◆ TO DO: Pull every line containing "contribute" from the entries.

=-=-=

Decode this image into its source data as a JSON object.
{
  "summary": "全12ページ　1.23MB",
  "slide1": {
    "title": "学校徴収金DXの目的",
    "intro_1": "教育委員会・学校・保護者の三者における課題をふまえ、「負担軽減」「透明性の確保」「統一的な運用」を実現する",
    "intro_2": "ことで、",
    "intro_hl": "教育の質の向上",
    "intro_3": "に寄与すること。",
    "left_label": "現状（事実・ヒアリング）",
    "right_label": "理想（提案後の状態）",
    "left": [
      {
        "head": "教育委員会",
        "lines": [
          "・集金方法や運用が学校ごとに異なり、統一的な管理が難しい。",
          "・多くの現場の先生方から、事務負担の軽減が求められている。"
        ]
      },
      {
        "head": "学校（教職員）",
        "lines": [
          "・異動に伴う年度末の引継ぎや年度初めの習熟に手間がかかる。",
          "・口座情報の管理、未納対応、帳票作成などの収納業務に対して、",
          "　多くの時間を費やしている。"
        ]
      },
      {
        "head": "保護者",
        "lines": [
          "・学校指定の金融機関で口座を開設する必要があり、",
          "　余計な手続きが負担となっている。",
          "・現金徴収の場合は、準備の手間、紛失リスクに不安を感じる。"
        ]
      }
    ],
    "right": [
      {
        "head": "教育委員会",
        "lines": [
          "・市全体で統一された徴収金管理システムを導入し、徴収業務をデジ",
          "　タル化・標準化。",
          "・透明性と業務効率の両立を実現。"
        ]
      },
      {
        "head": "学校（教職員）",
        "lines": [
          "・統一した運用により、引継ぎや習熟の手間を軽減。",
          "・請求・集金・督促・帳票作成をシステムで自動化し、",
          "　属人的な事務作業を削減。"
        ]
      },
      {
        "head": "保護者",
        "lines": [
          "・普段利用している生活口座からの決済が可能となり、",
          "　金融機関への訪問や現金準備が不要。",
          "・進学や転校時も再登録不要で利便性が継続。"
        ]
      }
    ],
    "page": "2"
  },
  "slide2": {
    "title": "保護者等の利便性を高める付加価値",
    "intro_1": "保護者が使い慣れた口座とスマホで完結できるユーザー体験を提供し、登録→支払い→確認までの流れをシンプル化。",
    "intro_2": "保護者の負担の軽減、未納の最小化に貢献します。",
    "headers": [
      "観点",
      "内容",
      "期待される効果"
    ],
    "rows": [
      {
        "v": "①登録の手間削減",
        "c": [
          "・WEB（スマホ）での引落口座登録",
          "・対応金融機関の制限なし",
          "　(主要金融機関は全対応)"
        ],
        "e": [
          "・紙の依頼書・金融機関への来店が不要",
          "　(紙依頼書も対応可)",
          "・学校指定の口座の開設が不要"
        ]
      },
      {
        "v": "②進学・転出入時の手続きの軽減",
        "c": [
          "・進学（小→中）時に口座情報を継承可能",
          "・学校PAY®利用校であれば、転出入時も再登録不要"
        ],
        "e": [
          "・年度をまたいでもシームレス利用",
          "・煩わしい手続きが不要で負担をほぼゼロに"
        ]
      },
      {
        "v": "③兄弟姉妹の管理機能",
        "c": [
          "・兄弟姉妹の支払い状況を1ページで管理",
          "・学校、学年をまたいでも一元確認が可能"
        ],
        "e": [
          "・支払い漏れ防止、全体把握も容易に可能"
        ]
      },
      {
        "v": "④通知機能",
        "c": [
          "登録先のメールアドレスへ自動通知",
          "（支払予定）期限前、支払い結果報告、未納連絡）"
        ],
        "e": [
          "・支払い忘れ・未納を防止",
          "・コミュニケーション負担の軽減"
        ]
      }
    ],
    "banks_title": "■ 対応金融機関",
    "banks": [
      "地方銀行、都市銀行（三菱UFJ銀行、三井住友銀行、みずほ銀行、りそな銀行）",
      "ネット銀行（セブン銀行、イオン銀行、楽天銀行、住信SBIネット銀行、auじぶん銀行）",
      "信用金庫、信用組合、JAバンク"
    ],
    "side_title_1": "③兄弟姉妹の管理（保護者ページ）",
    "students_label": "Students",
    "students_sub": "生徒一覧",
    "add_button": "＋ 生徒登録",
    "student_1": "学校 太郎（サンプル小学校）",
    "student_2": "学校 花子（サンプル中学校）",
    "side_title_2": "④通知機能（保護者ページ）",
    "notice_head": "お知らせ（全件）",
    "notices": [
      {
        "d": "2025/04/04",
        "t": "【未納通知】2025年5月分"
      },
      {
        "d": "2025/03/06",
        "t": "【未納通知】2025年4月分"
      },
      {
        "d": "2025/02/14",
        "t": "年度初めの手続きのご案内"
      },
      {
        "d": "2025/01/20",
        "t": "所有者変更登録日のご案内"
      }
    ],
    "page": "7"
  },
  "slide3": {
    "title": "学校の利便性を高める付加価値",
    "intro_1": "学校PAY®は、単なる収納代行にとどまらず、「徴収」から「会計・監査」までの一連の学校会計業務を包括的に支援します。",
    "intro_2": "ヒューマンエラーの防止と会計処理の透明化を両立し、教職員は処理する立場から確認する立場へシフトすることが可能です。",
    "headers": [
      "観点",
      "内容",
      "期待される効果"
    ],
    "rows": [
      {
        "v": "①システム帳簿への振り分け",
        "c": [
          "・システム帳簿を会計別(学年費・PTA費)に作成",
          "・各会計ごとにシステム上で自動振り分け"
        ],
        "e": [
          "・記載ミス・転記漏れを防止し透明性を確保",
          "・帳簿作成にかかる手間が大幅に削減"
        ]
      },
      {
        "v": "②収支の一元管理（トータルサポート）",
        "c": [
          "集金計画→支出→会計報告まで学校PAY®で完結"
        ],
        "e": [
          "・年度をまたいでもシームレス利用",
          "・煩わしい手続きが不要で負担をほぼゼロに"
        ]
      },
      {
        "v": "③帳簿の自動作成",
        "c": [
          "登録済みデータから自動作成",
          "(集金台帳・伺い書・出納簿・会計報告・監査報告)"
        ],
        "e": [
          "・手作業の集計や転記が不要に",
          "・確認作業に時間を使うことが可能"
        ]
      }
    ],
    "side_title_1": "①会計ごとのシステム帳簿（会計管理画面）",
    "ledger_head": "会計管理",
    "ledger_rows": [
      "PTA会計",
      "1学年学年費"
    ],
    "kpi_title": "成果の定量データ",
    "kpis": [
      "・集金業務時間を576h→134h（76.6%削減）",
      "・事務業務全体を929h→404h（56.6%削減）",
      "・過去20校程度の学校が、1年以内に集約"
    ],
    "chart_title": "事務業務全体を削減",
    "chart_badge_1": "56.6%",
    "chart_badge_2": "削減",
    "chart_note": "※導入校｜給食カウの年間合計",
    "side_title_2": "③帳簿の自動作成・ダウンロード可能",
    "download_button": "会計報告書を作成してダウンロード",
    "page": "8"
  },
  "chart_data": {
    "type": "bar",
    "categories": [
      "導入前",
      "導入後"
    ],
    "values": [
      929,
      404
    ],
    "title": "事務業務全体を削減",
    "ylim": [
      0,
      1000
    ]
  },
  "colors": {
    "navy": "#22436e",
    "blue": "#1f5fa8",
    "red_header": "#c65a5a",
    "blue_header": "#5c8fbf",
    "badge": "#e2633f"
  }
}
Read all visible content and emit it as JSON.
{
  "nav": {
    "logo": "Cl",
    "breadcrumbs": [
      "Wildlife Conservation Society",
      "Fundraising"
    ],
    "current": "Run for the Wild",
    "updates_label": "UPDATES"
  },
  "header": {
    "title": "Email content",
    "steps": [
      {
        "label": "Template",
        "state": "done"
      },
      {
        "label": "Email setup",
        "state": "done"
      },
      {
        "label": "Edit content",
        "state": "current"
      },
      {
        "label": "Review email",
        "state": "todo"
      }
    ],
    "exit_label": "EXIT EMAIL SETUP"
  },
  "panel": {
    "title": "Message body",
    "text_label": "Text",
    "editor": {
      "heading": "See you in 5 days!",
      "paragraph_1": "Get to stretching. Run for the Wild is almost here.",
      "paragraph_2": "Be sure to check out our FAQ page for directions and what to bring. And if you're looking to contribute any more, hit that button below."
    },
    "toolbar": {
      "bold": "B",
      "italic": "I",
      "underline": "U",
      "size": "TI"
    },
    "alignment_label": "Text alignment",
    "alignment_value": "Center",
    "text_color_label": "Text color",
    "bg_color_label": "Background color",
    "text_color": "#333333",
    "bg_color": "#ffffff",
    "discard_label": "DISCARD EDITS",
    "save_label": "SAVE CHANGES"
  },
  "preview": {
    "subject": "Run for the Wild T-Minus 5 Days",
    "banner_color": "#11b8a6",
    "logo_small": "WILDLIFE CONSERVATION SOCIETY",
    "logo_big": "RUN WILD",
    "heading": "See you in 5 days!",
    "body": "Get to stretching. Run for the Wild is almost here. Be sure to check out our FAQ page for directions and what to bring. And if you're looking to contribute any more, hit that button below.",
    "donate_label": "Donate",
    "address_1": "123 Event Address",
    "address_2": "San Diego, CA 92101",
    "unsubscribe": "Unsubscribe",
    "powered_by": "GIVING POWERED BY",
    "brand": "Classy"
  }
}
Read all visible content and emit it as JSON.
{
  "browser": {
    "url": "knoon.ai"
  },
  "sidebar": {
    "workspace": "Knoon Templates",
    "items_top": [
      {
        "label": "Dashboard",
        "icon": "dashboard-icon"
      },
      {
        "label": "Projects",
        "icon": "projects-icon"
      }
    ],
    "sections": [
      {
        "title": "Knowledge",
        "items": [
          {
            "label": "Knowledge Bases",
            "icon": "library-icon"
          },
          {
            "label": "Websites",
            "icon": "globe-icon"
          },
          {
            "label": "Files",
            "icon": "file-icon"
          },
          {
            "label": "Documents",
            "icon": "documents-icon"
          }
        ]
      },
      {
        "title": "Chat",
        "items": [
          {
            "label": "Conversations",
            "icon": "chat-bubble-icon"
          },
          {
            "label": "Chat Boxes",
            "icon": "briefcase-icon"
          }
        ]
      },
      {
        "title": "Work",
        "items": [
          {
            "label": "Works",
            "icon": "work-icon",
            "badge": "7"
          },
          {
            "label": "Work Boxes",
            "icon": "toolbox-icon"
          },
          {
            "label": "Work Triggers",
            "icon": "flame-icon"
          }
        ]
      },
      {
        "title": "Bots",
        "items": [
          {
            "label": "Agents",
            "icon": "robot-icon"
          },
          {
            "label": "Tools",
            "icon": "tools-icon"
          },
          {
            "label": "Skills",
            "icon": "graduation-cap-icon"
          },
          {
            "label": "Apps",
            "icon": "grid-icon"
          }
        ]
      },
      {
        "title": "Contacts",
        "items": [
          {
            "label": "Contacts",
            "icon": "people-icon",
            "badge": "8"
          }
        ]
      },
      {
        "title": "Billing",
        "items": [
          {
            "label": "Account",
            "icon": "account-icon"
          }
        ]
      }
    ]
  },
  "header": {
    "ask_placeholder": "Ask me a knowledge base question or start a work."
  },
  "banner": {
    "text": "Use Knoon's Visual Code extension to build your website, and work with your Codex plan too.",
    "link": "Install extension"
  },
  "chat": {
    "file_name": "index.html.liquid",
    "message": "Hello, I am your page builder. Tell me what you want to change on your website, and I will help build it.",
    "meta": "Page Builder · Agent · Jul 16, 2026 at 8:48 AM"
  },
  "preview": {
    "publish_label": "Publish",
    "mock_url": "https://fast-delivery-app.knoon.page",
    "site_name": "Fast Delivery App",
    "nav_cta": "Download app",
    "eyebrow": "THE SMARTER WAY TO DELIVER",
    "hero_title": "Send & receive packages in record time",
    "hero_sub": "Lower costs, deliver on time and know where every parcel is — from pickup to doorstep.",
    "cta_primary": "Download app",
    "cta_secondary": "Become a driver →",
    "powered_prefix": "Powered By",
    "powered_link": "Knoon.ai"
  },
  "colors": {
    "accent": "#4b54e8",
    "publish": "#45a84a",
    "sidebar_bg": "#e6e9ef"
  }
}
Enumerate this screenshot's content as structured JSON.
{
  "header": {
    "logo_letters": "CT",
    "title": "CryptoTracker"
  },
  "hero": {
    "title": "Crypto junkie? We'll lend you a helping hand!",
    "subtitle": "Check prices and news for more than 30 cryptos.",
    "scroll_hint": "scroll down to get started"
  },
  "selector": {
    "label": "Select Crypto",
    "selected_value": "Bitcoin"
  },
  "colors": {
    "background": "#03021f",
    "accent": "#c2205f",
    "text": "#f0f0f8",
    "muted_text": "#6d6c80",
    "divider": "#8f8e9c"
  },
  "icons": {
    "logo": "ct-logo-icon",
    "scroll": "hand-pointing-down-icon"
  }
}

=-=-=

◆ TASK RESPONSE:
      "paragraph_2": "Be sure to check out our FAQ page for directions and what to bring. And if you're looking to contribute any more, hit that button below."
    "body": "Get to stretching. Run for the Wild is almost here. Be sure to check out our FAQ page for directions and what to bring. And if you're looking to contribute any more, hit that button below.",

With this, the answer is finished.